A concrete implementation of the Small Architecture
Posted | mna.dev
A few months ago, I posted Small is Beautiful (The Developer’s Edition), where I outlined my philosophy on building human-scale, minimal-but-thorough web systems that can be fully understood by anyone on the engineering team.
Fast-forward to today and I have implemented and launched a system built exactly with this approach. This post will give technical details on the implementation and the ongoing operations and maintenance of the system.
A Search Engine for Heavy Metal Reviews
The website I created is fiends.io, it is a search engine specialized for heavy metal album reviews (yes, it is very niche).
The tech stack is the same as mentioned in my previous post:
- Everything except the web frontend is implemented in Lua 5.4, including the deployment script and other helper scripts. The system is based on my tulip framework (built on top of lua-http, cqueues and luapgsql), and the lua-gumbo and neturl libraries also play important parts.
- The database is postgresql, and the message queue, scheduled tasks (cron jobs), and full-text search features are also built on postgresql.
- The Operating System is Linux (the Fedora distribution), and systemd is used to run the various processes as services (the database and web server, but also the crawler - or “bot” - that visits the websites for reviews to index, and the worker process that consumes the messages from the queues).

Directions for this task:
Reproduce the entire post above on implementing the Small Architecture, word for word.

Data rows:
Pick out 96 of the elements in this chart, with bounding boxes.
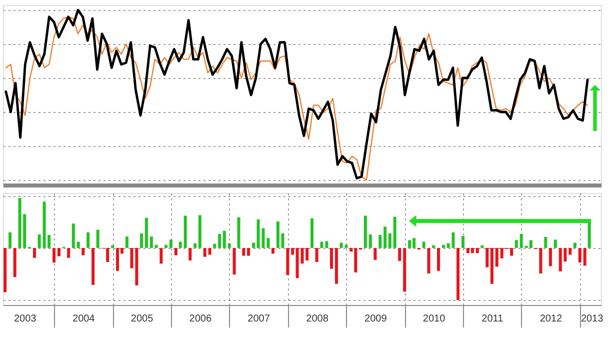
bar (286, 248, 290, 276)
bar (374, 248, 377, 260)
bar (52, 248, 56, 263)
x-tick-label: 2009 (364, 314, 388, 324)
bar (164, 244, 168, 248)
x-tick-label: 2012 (540, 314, 563, 324)
bar (388, 233, 392, 248)
bar (4, 248, 7, 292)
bar (291, 248, 294, 255)
x-tick-label: 2011 (482, 314, 504, 324)
bar (495, 248, 498, 267)
bar (437, 248, 440, 271)
bar (96, 230, 100, 248)
bar (456, 248, 460, 300)
bar (408, 240, 412, 248)
bar (228, 243, 231, 248)
bar (135, 248, 138, 286)
bar (554, 240, 557, 248)
bar (67, 248, 70, 258)
bar (169, 240, 172, 248)
bar (266, 238, 270, 248)
bar (13, 248, 16, 278)
bar (86, 232, 90, 248)
x-tick-label: 2010 (422, 314, 446, 324)
bar (306, 248, 309, 260)
bar (232, 248, 236, 274)
bar (140, 233, 144, 248)
bar (334, 248, 338, 284)
bar (184, 216, 187, 248)
bar (208, 248, 212, 255)
x-tick-label: 2013 (580, 314, 604, 324)
bar (237, 217, 240, 248)
bar (568, 248, 572, 255)
bar (33, 248, 36, 258)
x-tick-label: 2004 (72, 314, 96, 324)
bar (203, 248, 206, 257)
bar (427, 248, 430, 274)
bar (198, 215, 202, 248)
bar (548, 248, 552, 266)
bar (330, 248, 334, 269)
bar (252, 242, 255, 248)
bar (130, 248, 134, 268)
bar (315, 248, 318, 262)
bar (520, 234, 523, 248)
bar (470, 248, 474, 254)
bar (116, 248, 120, 271)
bar (490, 248, 494, 284)
bar (422, 242, 426, 248)
x-tick-label: 2007 (248, 314, 270, 324)
bar (144, 218, 148, 248)
bar (242, 248, 246, 256)
bar (194, 243, 197, 248)
bar (160, 248, 163, 264)
bar (178, 242, 182, 248)
bar (398, 248, 402, 261)
bar (384, 226, 387, 248)
bar (188, 248, 192, 260)
bar (573, 242, 576, 248)
bar (213, 244, 216, 248)
bar (461, 236, 464, 248)
x-tick-label: 2005 (130, 314, 154, 324)
bar (480, 245, 484, 248)
bar (310, 218, 314, 248)
bar (125, 236, 128, 248)
bar (403, 248, 406, 292)
bar (442, 244, 445, 248)
bar (76, 242, 80, 248)
x-tick-label: 2008 (306, 314, 329, 324)
bar (529, 240, 532, 248)
bar (476, 248, 479, 254)
bar (111, 245, 114, 248)
bar (486, 248, 489, 268)
bar (588, 222, 591, 248)
bar (8, 232, 12, 248)
bar (432, 245, 436, 248)
bar (271, 248, 274, 254)
bar (368, 234, 372, 248)
bar (583, 248, 586, 266)
bar (82, 248, 85, 256)
bar (393, 216, 396, 248)
x-tick-label: 2006 (189, 314, 212, 324)
x-tick-label: 2003 (14, 314, 37, 324)
bar (364, 216, 367, 248)
bar (92, 248, 95, 285)
bar (247, 248, 250, 256)
bar (544, 237, 548, 248)
bar (57, 248, 60, 256)
bar (378, 234, 382, 248)
bar (222, 230, 226, 248)
bar (578, 248, 582, 263)
bar (510, 248, 514, 256)
bar (174, 248, 178, 256)
bar (514, 240, 518, 248)
bar (218, 234, 222, 248)
bar (38, 234, 41, 248)
bar (72, 224, 75, 248)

Correct output:
A concrete implementation of the Small Architecture
Posted | mna.dev
A few months ago, I posted Small is Beautiful (The Developer’s Edition), where I outlined my philosophy on building human-scale, minimal-but-thorough web systems that can be fully understood by anyone on the engineering team.
Fast-forward to today and I have implemented and launched a system built exactly with this approach. This post will give technical details on the implementation and the ongoing operations and maintenance of the system.
A Search Engine for Heavy Metal Reviews
The website I created is fiends.io, it is a search engine specialized for heavy metal album reviews (yes, it is very niche).
The tech stack is the same as mentioned in my previous post:
- Everything except the web frontend is implemented in Lua 5.4, including the deployment script and other helper scripts. The system is based on my tulip framework (built on top of lua-http, cqueues and luapgsql), and the lua-gumbo and neturl libraries also play important parts.
- The database is postgresql, and the message queue, scheduled tasks (cron jobs), and full-text search features are also built on postgresql.
- The Operating System is Linux (the Fedora distribution), and systemd is used to run the various processes as services (the database and web server, but also the crawler - or “bot” - that visits the websites for reviews to index, and the worker process that consumes the messages from the queues).